[Excerpts from a figure dataset]
____________

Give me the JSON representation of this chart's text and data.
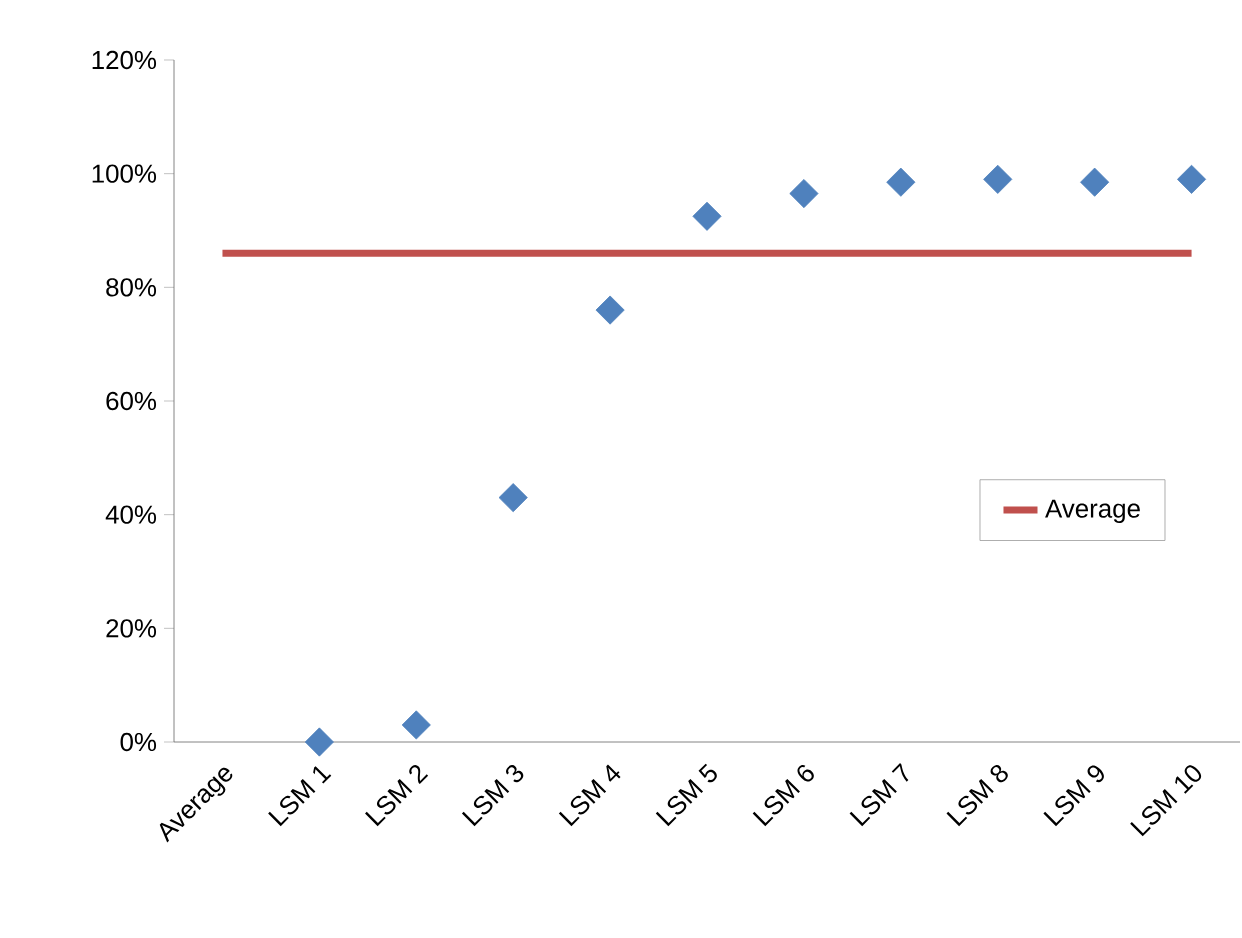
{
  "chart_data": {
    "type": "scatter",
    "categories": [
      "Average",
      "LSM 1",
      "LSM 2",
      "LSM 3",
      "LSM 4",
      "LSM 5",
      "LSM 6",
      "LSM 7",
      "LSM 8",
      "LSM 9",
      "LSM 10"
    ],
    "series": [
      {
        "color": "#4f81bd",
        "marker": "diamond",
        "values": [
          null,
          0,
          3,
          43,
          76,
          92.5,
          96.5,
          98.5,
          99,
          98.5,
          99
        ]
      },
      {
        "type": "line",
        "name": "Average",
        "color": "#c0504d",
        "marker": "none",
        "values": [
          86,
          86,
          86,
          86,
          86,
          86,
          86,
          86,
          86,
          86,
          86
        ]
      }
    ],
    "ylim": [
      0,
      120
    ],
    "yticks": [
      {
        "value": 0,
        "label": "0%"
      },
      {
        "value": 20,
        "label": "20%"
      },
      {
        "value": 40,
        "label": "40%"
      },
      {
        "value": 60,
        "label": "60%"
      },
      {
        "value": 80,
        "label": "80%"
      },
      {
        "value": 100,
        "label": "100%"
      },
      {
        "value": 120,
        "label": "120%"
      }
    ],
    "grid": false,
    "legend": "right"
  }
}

____________

| Direction |
Reproduce each line exactly, please, except for any pictures.

| Correct result |
Give me the JSON representation of this chart's text and data.
{
  "chart_data": {
    "type": "scatter",
    "categories": [
      "Average",
      "LSM 1",
      "LSM 2",
      "LSM 3",
      "LSM 4",
      "LSM 5",
      "LSM 6",
      "LSM 7",
      "LSM 8",
      "LSM 9",
      "LSM 10"
    ],
    "series": [
      {
        "color": "#4f81bd",
        "marker": "diamond",
        "values": [
          null,
          0,
          3,
          43,
          76,
          92.5,
          96.5,
          98.5,
          99,
          98.5,
          99
        ]
      },
      {
        "type": "line",
        "name": "Average",
        "color": "#c0504d",
        "marker": "none",
        "values": [
          86,
          86,
          86,
          86,
          86,
          86,
          86,
          86,
          86,
          86,
          86
        ]
      }
    ],
    "ylim": [
      0,
      120
    ],
    "yticks": [
      {
        "value": 0,
        "label": "0%"
      },
      {
        "value": 20,
        "label": "20%"
      },
      {
        "value": 40,
        "label": "40%"
      },
      {
        "value": 60,
        "label": "60%"
      },
      {
        "value": 80,
        "label": "80%"
      },
      {
        "value": 100,
        "label": "100%"
      },
      {
        "value": 120,
        "label": "120%"
      }
    ],
    "grid": false,
    "legend": "right"
  }
}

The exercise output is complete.